- **Directions**: Would you repeat the listing exactly but omit every picture?

Data tied to figure images
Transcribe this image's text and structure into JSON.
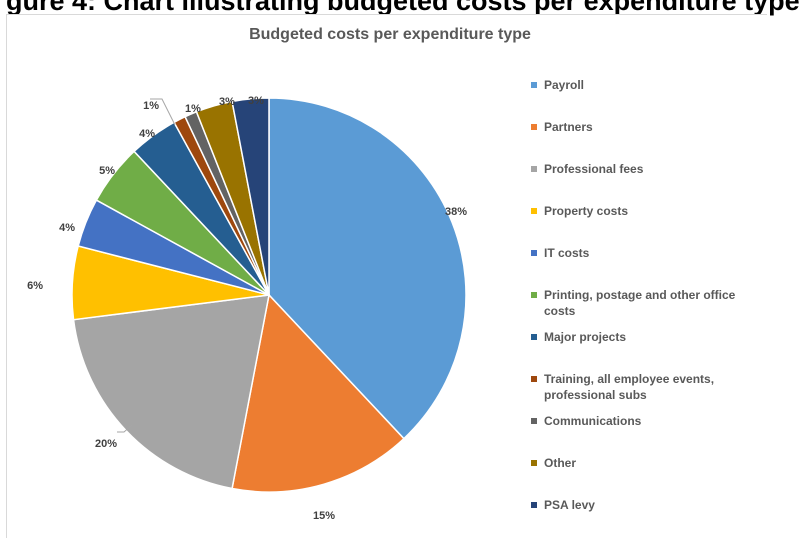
{
  "caption": "gure 4: Chart illustrating budgeted costs per expenditure type",
  "chart_data": {
    "type": "pie",
    "title": "Budgeted costs per expenditure type",
    "legend_position": "right",
    "series": [
      {
        "name": "Payroll",
        "value": 38,
        "label": "38%",
        "color": "#5b9bd5"
      },
      {
        "name": "Partners",
        "value": 15,
        "label": "15%",
        "color": "#ed7d31"
      },
      {
        "name": "Professional fees",
        "value": 20,
        "label": "20%",
        "color": "#a5a5a5"
      },
      {
        "name": "Property costs",
        "value": 6,
        "label": "6%",
        "color": "#ffc000"
      },
      {
        "name": "IT costs",
        "value": 4,
        "label": "4%",
        "color": "#4472c4"
      },
      {
        "name": "Printing, postage and other office costs",
        "value": 5,
        "label": "5%",
        "color": "#70ad47"
      },
      {
        "name": "Major projects",
        "value": 4,
        "label": "4%",
        "color": "#255e91"
      },
      {
        "name": "Training, all employee events, professional subs",
        "value": 1,
        "label": "1%",
        "color": "#9e480e"
      },
      {
        "name": "Communications",
        "value": 1,
        "label": "1%",
        "color": "#636363"
      },
      {
        "name": "Other",
        "value": 3,
        "label": "3%",
        "color": "#997300"
      },
      {
        "name": "PSA levy",
        "value": 3,
        "label": "3%",
        "color": "#264478"
      }
    ]
  }
}
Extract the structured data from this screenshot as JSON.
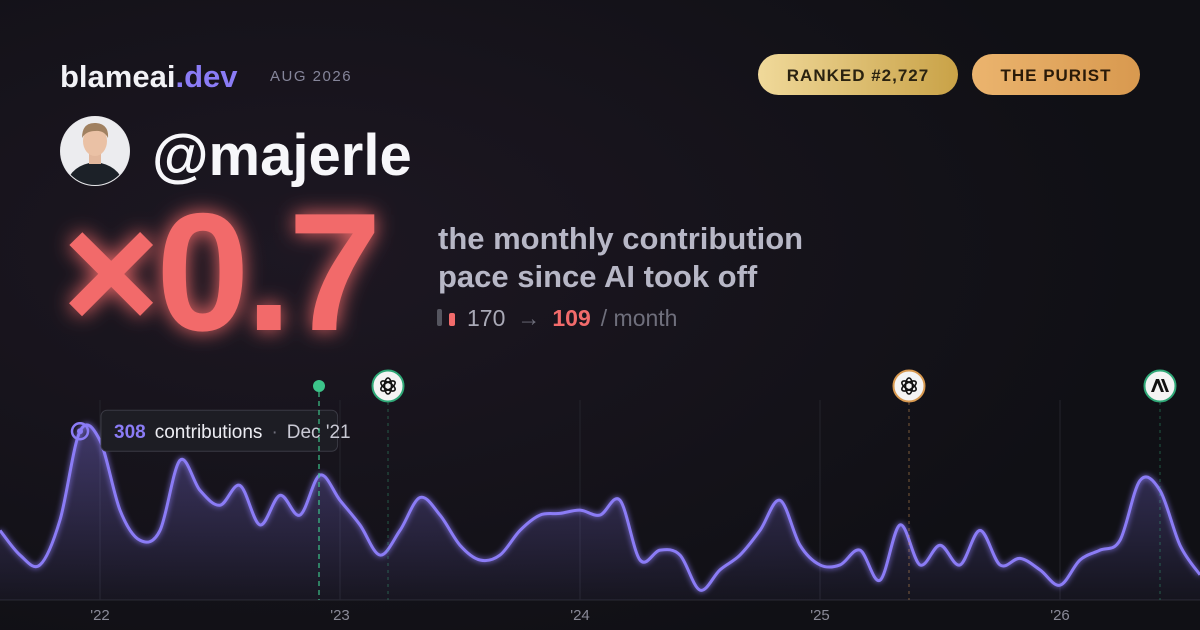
{
  "header": {
    "site": "blameai",
    "site_suffix": ".dev",
    "period": "AUG 2026",
    "badges": [
      "RANKED #2,727",
      "THE PURIST"
    ],
    "handle": "@majerle"
  },
  "headline": {
    "multiplier": "×0.7",
    "caption_lines": [
      "the monthly contribution",
      "pace since AI took off"
    ],
    "before": 170,
    "arrow": "→",
    "after": 109,
    "unit": "/ month"
  },
  "chart_data": {
    "type": "line",
    "categories": [
      null,
      null,
      null,
      null,
      null,
      "'22",
      null,
      null,
      null,
      null,
      null,
      null,
      null,
      null,
      null,
      null,
      null,
      "'23",
      null,
      null,
      null,
      null,
      null,
      null,
      null,
      null,
      null,
      null,
      null,
      "'24",
      null,
      null,
      null,
      null,
      null,
      null,
      null,
      null,
      null,
      null,
      null,
      "'25",
      null,
      null,
      null,
      null,
      null,
      null,
      null,
      null,
      null,
      null,
      null,
      "'26",
      null,
      null,
      null,
      null,
      null,
      null,
      null
    ],
    "values": [
      127,
      82,
      64,
      146,
      308,
      291,
      164,
      109,
      127,
      255,
      200,
      173,
      209,
      137,
      191,
      155,
      228,
      182,
      137,
      82,
      127,
      187,
      155,
      100,
      73,
      82,
      127,
      155,
      158,
      164,
      155,
      182,
      73,
      91,
      82,
      18,
      55,
      82,
      127,
      182,
      100,
      64,
      64,
      91,
      36,
      137,
      64,
      100,
      64,
      127,
      64,
      76,
      55,
      27,
      73,
      91,
      109,
      218,
      200,
      100,
      46
    ],
    "color": "#8b7cf6",
    "ylim": [
      0,
      365
    ],
    "grid": true,
    "tooltip": {
      "value": 308,
      "label": "contributions",
      "separator": "·",
      "date": "Dec '21"
    }
  }
}
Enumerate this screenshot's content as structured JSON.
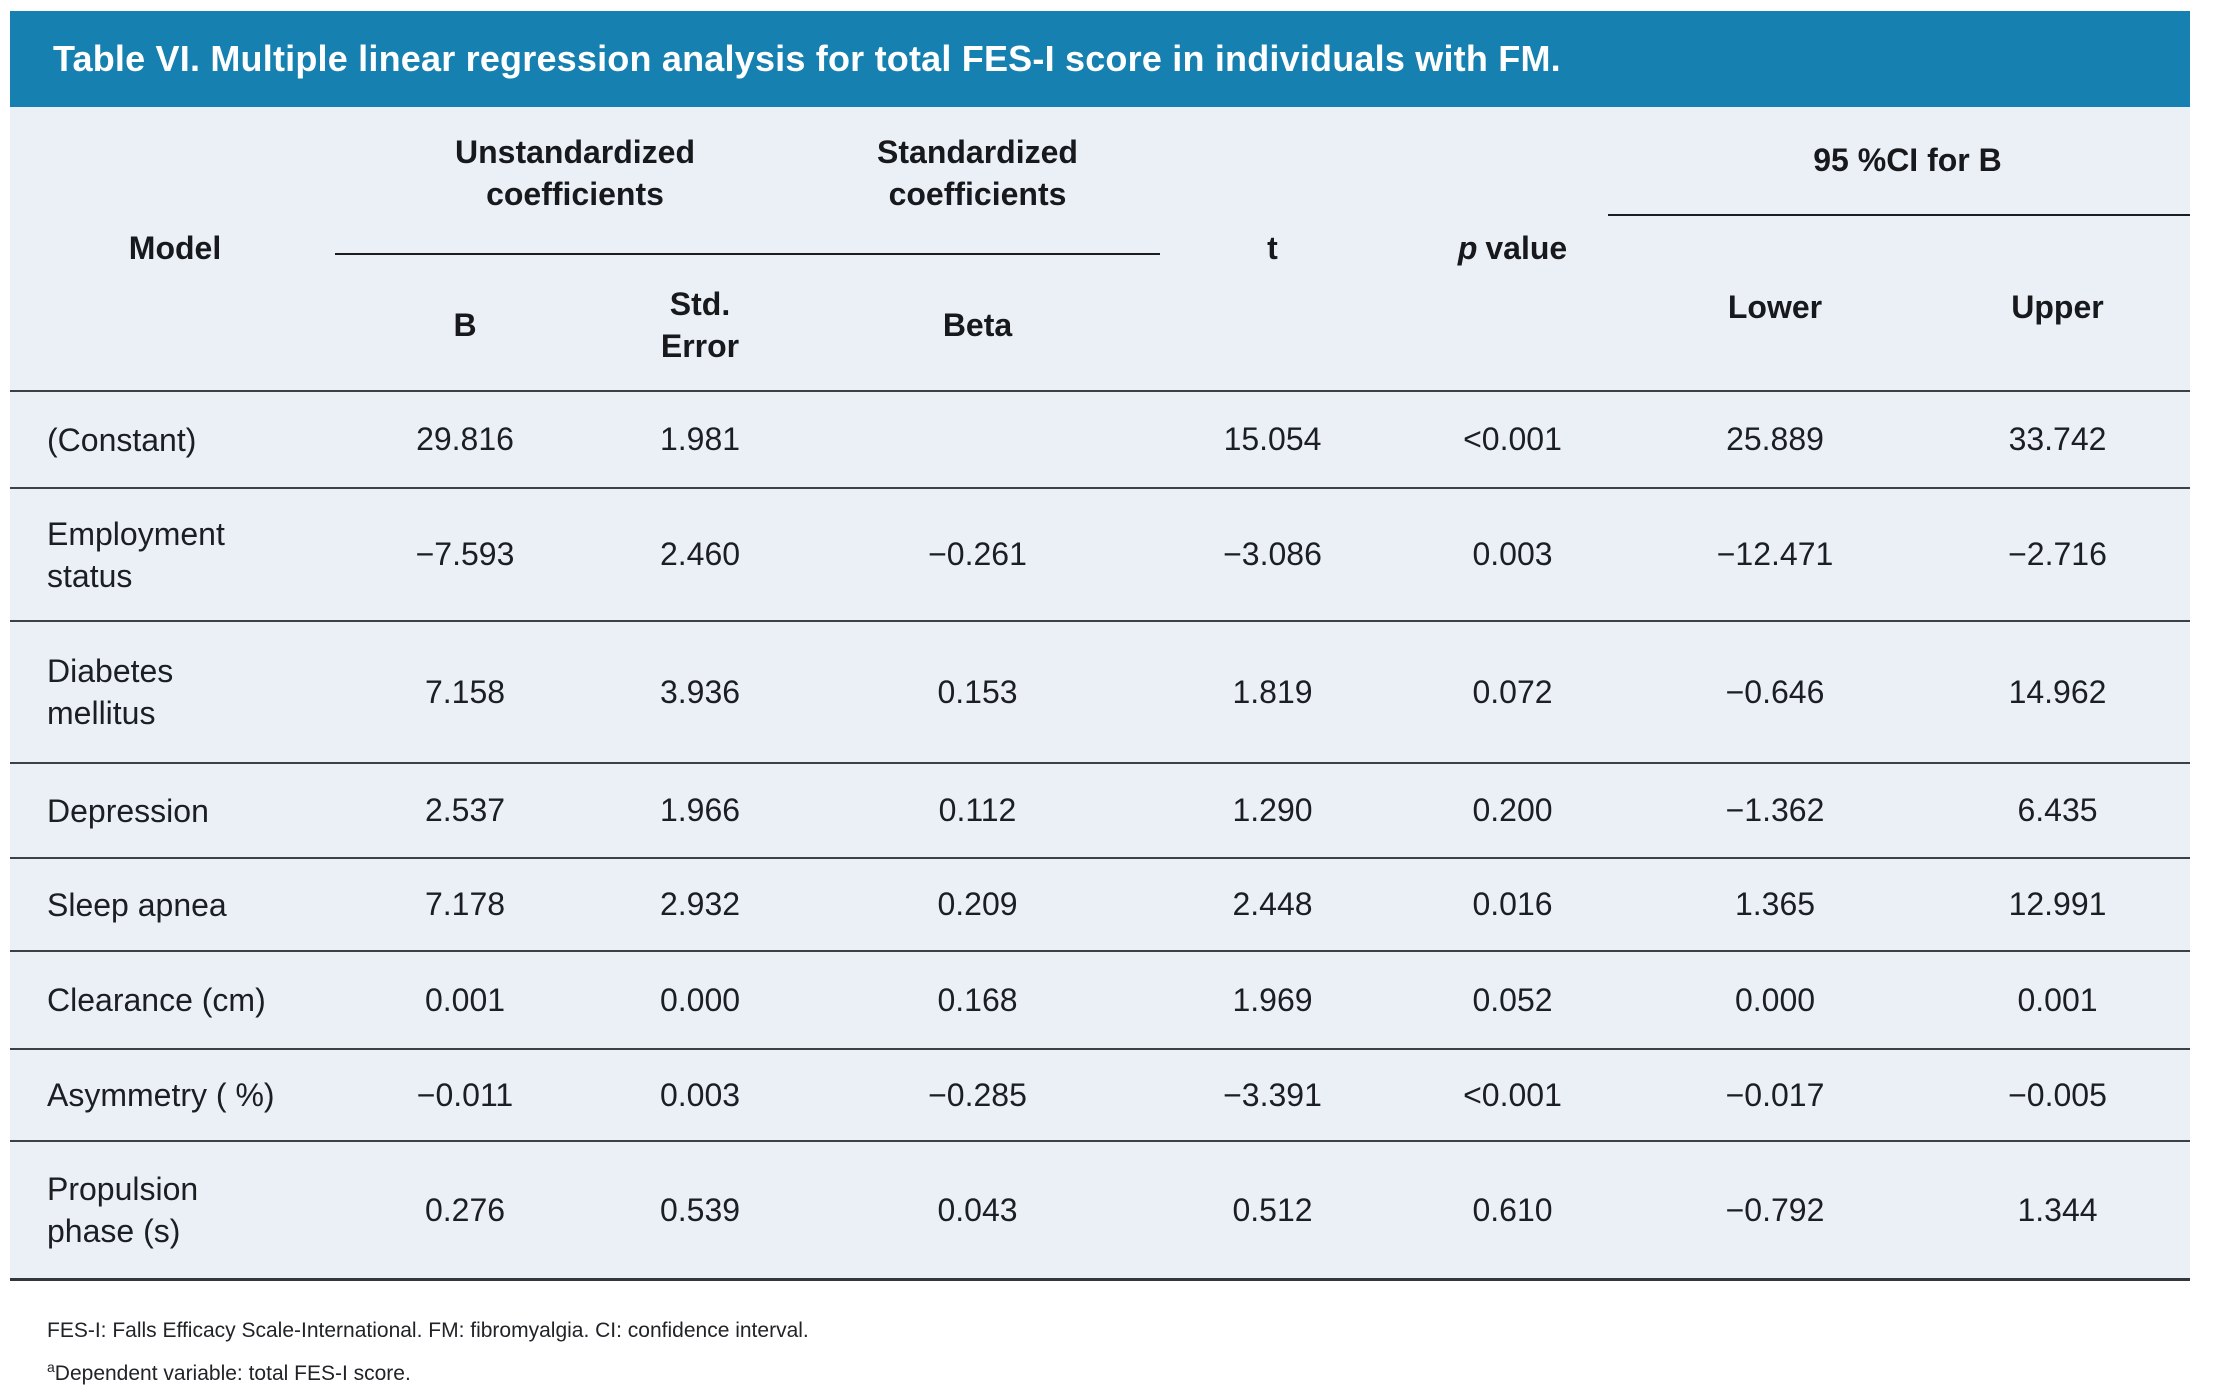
{
  "title": "Table VI. Multiple linear regression analysis for total FES-I score in individuals with FM.",
  "colors": {
    "title_bar_bg": "#1680B1",
    "title_text": "#FFFFFF",
    "table_bg": "#EBF0F7",
    "rule_color": "#3C4047",
    "text_color": "#1B1E22"
  },
  "header": {
    "model": "Model",
    "group_unstandardized": "Unstandardized coefficients",
    "group_standardized": "Standardized coefficients",
    "sub_b": "B",
    "sub_std_error": "Std. Error",
    "sub_beta": "Beta",
    "t": "t",
    "p_italic": "p",
    "p_rest": "value",
    "group_ci": "95 %CI for B",
    "sub_lower": "Lower",
    "sub_upper": "Upper"
  },
  "rows": [
    {
      "label1": "(Constant)",
      "b": "29.816",
      "std_error": "1.981",
      "beta": "",
      "t": "15.054",
      "p": "<0.001",
      "lower": "25.889",
      "upper": "33.742"
    },
    {
      "label1": "Employment",
      "label2": "status",
      "b": "−7.593",
      "std_error": "2.460",
      "beta": "−0.261",
      "t": "−3.086",
      "p": "0.003",
      "lower": "−12.471",
      "upper": "−2.716"
    },
    {
      "label1": "Diabetes",
      "label2": "mellitus",
      "b": "7.158",
      "std_error": "3.936",
      "beta": "0.153",
      "t": "1.819",
      "p": "0.072",
      "lower": "−0.646",
      "upper": "14.962"
    },
    {
      "label1": "Depression",
      "b": "2.537",
      "std_error": "1.966",
      "beta": "0.112",
      "t": "1.290",
      "p": "0.200",
      "lower": "−1.362",
      "upper": "6.435"
    },
    {
      "label1": "Sleep apnea",
      "b": "7.178",
      "std_error": "2.932",
      "beta": "0.209",
      "t": "2.448",
      "p": "0.016",
      "lower": "1.365",
      "upper": "12.991"
    },
    {
      "label1": "Clearance (cm)",
      "b": "0.001",
      "std_error": "0.000",
      "beta": "0.168",
      "t": "1.969",
      "p": "0.052",
      "lower": "0.000",
      "upper": "0.001"
    },
    {
      "label1": "Asymmetry ( %)",
      "b": "−0.011",
      "std_error": "0.003",
      "beta": "−0.285",
      "t": "−3.391",
      "p": "<0.001",
      "lower": "−0.017",
      "upper": "−0.005"
    },
    {
      "label1": "Propulsion",
      "label2": "phase (s)",
      "b": "0.276",
      "std_error": "0.539",
      "beta": "0.043",
      "t": "0.512",
      "p": "0.610",
      "lower": "−0.792",
      "upper": "1.344"
    }
  ],
  "footnotes": {
    "note1": "FES-I: Falls Efficacy Scale-International. FM: fibromyalgia. CI: confidence interval.",
    "note2_sup": "a",
    "note2": "Dependent variable: total FES-I score."
  }
}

- **Response**:
Transcribe this image's text and structure into JSON.
{
  "caption": "gure 4: Chart illustrating budgeted costs per expenditure type",
  "chart_data": {
    "type": "pie",
    "title": "Budgeted costs per expenditure type",
    "legend_position": "right",
    "series": [
      {
        "name": "Payroll",
        "value": 38,
        "label": "38%",
        "color": "#5b9bd5"
      },
      {
        "name": "Partners",
        "value": 15,
        "label": "15%",
        "color": "#ed7d31"
      },
      {
        "name": "Professional fees",
        "value": 20,
        "label": "20%",
        "color": "#a5a5a5"
      },
      {
        "name": "Property costs",
        "value": 6,
        "label": "6%",
        "color": "#ffc000"
      },
      {
        "name": "IT costs",
        "value": 4,
        "label": "4%",
        "color": "#4472c4"
      },
      {
        "name": "Printing, postage and other office costs",
        "value": 5,
        "label": "5%",
        "color": "#70ad47"
      },
      {
        "name": "Major projects",
        "value": 4,
        "label": "4%",
        "color": "#255e91"
      },
      {
        "name": "Training, all employee events, professional subs",
        "value": 1,
        "label": "1%",
        "color": "#9e480e"
      },
      {
        "name": "Communications",
        "value": 1,
        "label": "1%",
        "color": "#636363"
      },
      {
        "name": "Other",
        "value": 3,
        "label": "3%",
        "color": "#997300"
      },
      {
        "name": "PSA levy",
        "value": 3,
        "label": "3%",
        "color": "#264478"
      }
    ]
  }
}
Extract the structured data from this screenshot as JSON.
{
  "header": {
    "site": "blameai",
    "site_suffix": ".dev",
    "period": "AUG 2026",
    "badges": [
      "RANKED #2,727",
      "THE PURIST"
    ],
    "handle": "@majerle"
  },
  "headline": {
    "multiplier": "×0.7",
    "caption_lines": [
      "the monthly contribution",
      "pace since AI took off"
    ],
    "before": 170,
    "arrow": "→",
    "after": 109,
    "unit": "/ month"
  },
  "chart_data": {
    "type": "line",
    "categories": [
      null,
      null,
      null,
      null,
      null,
      "'22",
      null,
      null,
      null,
      null,
      null,
      null,
      null,
      null,
      null,
      null,
      null,
      "'23",
      null,
      null,
      null,
      null,
      null,
      null,
      null,
      null,
      null,
      null,
      null,
      "'24",
      null,
      null,
      null,
      null,
      null,
      null,
      null,
      null,
      null,
      null,
      null,
      "'25",
      null,
      null,
      null,
      null,
      null,
      null,
      null,
      null,
      null,
      null,
      null,
      "'26",
      null,
      null,
      null,
      null,
      null,
      null,
      null
    ],
    "values": [
      127,
      82,
      64,
      146,
      308,
      291,
      164,
      109,
      127,
      255,
      200,
      173,
      209,
      137,
      191,
      155,
      228,
      182,
      137,
      82,
      127,
      187,
      155,
      100,
      73,
      82,
      127,
      155,
      158,
      164,
      155,
      182,
      73,
      91,
      82,
      18,
      55,
      82,
      127,
      182,
      100,
      64,
      64,
      91,
      36,
      137,
      64,
      100,
      64,
      127,
      64,
      76,
      55,
      27,
      73,
      91,
      109,
      218,
      200,
      100,
      46
    ],
    "color": "#8b7cf6",
    "ylim": [
      0,
      365
    ],
    "grid": true,
    "tooltip": {
      "value": 308,
      "label": "contributions",
      "separator": "·",
      "date": "Dec '21"
    }
  }
}
Enumerate this screenshot's content as structured JSON.
{
  "title": "Table VI. Multiple linear regression analysis for total FES-I score in individuals with FM.",
  "colors": {
    "title_bar_bg": "#1680B1",
    "title_text": "#FFFFFF",
    "table_bg": "#EBF0F7",
    "rule_color": "#3C4047",
    "text_color": "#1B1E22"
  },
  "header": {
    "model": "Model",
    "group_unstandardized": "Unstandardized coefficients",
    "group_standardized": "Standardized coefficients",
    "sub_b": "B",
    "sub_std_error": "Std. Error",
    "sub_beta": "Beta",
    "t": "t",
    "p_italic": "p",
    "p_rest": "value",
    "group_ci": "95 %CI for B",
    "sub_lower": "Lower",
    "sub_upper": "Upper"
  },
  "rows": [
    {
      "label1": "(Constant)",
      "b": "29.816",
      "std_error": "1.981",
      "beta": "",
      "t": "15.054",
      "p": "<0.001",
      "lower": "25.889",
      "upper": "33.742"
    },
    {
      "label1": "Employment",
      "label2": "status",
      "b": "−7.593",
      "std_error": "2.460",
      "beta": "−0.261",
      "t": "−3.086",
      "p": "0.003",
      "lower": "−12.471",
      "upper": "−2.716"
    },
    {
      "label1": "Diabetes",
      "label2": "mellitus",
      "b": "7.158",
      "std_error": "3.936",
      "beta": "0.153",
      "t": "1.819",
      "p": "0.072",
      "lower": "−0.646",
      "upper": "14.962"
    },
    {
      "label1": "Depression",
      "b": "2.537",
      "std_error": "1.966",
      "beta": "0.112",
      "t": "1.290",
      "p": "0.200",
      "lower": "−1.362",
      "upper": "6.435"
    },
    {
      "label1": "Sleep apnea",
      "b": "7.178",
      "std_error": "2.932",
      "beta": "0.209",
      "t": "2.448",
      "p": "0.016",
      "lower": "1.365",
      "upper": "12.991"
    },
    {
      "label1": "Clearance (cm)",
      "b": "0.001",
      "std_error": "0.000",
      "beta": "0.168",
      "t": "1.969",
      "p": "0.052",
      "lower": "0.000",
      "upper": "0.001"
    },
    {
      "label1": "Asymmetry ( %)",
      "b": "−0.011",
      "std_error": "0.003",
      "beta": "−0.285",
      "t": "−3.391",
      "p": "<0.001",
      "lower": "−0.017",
      "upper": "−0.005"
    },
    {
      "label1": "Propulsion",
      "label2": "phase (s)",
      "b": "0.276",
      "std_error": "0.539",
      "beta": "0.043",
      "t": "0.512",
      "p": "0.610",
      "lower": "−0.792",
      "upper": "1.344"
    }
  ],
  "footnotes": {
    "note1": "FES-I: Falls Efficacy Scale-International. FM: fibromyalgia. CI: confidence interval.",
    "note2_sup": "a",
    "note2": "Dependent variable: total FES-I score."
  }
}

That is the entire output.